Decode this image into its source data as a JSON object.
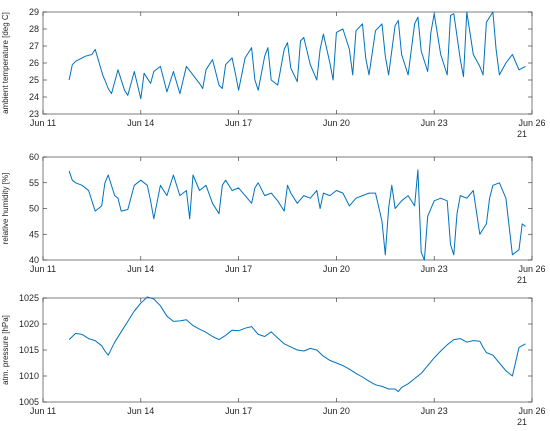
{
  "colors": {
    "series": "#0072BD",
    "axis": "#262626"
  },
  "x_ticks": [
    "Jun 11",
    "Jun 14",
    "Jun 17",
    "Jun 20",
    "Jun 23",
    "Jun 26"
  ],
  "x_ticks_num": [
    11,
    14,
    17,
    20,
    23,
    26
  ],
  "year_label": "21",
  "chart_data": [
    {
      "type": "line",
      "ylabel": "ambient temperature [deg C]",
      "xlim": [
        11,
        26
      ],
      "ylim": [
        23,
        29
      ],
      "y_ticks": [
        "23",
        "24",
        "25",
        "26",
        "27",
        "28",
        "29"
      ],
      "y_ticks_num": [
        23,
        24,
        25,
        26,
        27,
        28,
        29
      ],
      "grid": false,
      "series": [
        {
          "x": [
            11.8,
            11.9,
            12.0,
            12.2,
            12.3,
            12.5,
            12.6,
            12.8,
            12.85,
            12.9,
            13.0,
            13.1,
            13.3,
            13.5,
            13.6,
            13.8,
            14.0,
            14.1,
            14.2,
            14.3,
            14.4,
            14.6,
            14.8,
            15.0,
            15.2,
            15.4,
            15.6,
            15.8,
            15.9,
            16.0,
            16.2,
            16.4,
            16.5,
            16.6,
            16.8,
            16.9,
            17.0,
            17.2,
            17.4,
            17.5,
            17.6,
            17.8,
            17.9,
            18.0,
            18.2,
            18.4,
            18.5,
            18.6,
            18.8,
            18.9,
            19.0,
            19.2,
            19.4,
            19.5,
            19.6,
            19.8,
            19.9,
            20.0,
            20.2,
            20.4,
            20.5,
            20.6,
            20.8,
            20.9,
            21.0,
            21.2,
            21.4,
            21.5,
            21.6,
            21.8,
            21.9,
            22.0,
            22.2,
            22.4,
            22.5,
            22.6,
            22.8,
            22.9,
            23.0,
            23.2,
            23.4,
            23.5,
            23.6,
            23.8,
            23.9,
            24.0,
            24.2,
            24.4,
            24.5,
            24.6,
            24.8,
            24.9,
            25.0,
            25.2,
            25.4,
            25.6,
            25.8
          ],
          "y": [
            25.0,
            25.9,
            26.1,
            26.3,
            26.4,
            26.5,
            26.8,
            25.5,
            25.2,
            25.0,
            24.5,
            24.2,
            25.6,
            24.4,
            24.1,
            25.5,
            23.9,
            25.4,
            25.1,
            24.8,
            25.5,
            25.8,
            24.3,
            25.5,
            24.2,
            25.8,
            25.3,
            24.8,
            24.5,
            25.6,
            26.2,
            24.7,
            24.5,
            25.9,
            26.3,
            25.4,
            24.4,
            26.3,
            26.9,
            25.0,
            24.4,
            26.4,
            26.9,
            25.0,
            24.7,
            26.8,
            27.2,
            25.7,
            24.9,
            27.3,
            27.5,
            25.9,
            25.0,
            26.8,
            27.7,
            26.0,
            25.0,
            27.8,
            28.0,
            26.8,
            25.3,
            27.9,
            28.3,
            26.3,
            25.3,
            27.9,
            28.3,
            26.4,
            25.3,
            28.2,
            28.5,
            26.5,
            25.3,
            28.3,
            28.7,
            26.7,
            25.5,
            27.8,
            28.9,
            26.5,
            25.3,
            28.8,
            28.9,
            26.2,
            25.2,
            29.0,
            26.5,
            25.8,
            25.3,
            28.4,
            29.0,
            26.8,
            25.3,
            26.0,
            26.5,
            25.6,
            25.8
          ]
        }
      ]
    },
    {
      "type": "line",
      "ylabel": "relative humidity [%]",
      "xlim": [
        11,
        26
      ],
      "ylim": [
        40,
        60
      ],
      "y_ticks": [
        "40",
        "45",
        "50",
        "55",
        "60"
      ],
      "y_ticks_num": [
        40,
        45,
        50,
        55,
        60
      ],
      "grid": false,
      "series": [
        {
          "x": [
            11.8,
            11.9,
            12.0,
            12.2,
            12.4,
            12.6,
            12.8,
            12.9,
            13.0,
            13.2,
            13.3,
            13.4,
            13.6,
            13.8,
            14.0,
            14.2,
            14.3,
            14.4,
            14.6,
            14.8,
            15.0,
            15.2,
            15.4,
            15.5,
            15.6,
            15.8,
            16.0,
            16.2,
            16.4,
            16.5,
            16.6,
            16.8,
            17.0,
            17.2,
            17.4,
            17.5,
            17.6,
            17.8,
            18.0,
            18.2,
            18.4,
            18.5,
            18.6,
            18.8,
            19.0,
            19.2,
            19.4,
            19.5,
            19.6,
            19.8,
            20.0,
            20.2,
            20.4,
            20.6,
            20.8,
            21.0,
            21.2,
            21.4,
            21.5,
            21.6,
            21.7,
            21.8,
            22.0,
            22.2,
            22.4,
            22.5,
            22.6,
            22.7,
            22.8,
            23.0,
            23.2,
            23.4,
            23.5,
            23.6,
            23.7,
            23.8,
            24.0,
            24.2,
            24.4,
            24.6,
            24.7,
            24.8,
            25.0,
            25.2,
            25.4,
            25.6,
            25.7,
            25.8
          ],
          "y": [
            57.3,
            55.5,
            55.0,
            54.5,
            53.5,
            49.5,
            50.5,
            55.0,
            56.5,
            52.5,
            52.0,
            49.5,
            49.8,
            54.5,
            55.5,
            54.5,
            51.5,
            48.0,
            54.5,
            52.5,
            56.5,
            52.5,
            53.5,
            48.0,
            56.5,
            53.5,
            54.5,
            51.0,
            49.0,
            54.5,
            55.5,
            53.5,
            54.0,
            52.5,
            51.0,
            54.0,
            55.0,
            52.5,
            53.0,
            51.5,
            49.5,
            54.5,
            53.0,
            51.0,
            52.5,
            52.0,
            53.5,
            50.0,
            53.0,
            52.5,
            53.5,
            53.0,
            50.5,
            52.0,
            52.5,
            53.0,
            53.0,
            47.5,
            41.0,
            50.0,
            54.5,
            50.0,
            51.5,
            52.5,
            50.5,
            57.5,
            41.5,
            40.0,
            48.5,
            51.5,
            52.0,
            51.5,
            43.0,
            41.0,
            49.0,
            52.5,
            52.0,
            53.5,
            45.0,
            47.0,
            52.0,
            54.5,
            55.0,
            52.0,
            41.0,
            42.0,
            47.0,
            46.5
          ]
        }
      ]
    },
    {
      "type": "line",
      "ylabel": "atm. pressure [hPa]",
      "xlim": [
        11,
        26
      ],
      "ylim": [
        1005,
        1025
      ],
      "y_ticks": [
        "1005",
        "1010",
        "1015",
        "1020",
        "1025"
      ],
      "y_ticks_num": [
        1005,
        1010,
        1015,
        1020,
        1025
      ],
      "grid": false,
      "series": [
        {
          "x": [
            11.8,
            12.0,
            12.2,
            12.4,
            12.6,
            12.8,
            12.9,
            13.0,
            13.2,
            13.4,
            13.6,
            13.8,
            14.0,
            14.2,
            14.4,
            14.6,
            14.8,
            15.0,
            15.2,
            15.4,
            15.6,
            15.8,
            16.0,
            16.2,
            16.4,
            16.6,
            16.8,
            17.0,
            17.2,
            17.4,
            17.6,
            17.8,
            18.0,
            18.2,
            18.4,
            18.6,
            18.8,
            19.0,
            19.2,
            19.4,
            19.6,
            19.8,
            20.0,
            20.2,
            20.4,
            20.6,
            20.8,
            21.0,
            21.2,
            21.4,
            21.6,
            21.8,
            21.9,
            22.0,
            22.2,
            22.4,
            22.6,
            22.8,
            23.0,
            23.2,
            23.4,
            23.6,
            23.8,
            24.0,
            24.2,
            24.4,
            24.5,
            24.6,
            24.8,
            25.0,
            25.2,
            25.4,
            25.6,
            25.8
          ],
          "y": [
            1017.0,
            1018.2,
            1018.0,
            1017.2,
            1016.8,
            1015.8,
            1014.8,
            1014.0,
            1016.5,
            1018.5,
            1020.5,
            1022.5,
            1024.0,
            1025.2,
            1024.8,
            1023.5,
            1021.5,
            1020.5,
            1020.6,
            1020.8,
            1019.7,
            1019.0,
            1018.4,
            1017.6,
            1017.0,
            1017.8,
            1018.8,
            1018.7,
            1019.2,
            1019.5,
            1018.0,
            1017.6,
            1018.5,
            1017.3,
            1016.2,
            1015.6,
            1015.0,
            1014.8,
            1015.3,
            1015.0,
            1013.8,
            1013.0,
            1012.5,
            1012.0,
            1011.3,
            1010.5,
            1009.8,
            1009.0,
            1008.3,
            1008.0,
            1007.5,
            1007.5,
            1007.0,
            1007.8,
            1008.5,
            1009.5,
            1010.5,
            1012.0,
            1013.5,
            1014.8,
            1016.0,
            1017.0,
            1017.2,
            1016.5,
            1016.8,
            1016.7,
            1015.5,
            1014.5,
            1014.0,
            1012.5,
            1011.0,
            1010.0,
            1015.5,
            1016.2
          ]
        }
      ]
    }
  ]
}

* * * * * * * * *

**OBJECTIVE**:
Of the lines above, copy each that contains "ylabel".

**EXPECTED ANSWER**:
      "ylabel": "ambient temperature [deg C]",
      "ylabel": "relative humidity [%]",
      "ylabel": "atm. pressure [hPa]",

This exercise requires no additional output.